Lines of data

Start

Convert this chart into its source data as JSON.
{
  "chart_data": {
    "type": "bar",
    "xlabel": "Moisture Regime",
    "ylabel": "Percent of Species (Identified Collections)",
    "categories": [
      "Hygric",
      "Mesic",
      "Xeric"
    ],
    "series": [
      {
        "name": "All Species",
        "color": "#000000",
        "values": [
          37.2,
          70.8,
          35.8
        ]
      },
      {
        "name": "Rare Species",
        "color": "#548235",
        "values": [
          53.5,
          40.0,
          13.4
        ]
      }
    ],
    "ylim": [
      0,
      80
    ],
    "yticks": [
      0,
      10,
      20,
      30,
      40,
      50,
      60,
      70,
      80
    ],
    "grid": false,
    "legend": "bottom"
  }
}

End

What this task involves >> Reproduce the listing above word for word.

Problem solution >>
Convert this chart into its source data as JSON.
{
  "chart_data": {
    "type": "bar",
    "xlabel": "Moisture Regime",
    "ylabel": "Percent of Species (Identified Collections)",
    "categories": [
      "Hygric",
      "Mesic",
      "Xeric"
    ],
    "series": [
      {
        "name": "All Species",
        "color": "#000000",
        "values": [
          37.2,
          70.8,
          35.8
        ]
      },
      {
        "name": "Rare Species",
        "color": "#548235",
        "values": [
          53.5,
          40.0,
          13.4
        ]
      }
    ],
    "ylim": [
      0,
      80
    ],
    "yticks": [
      0,
      10,
      20,
      30,
      40,
      50,
      60,
      70,
      80
    ],
    "grid": false,
    "legend": "bottom"
  }
}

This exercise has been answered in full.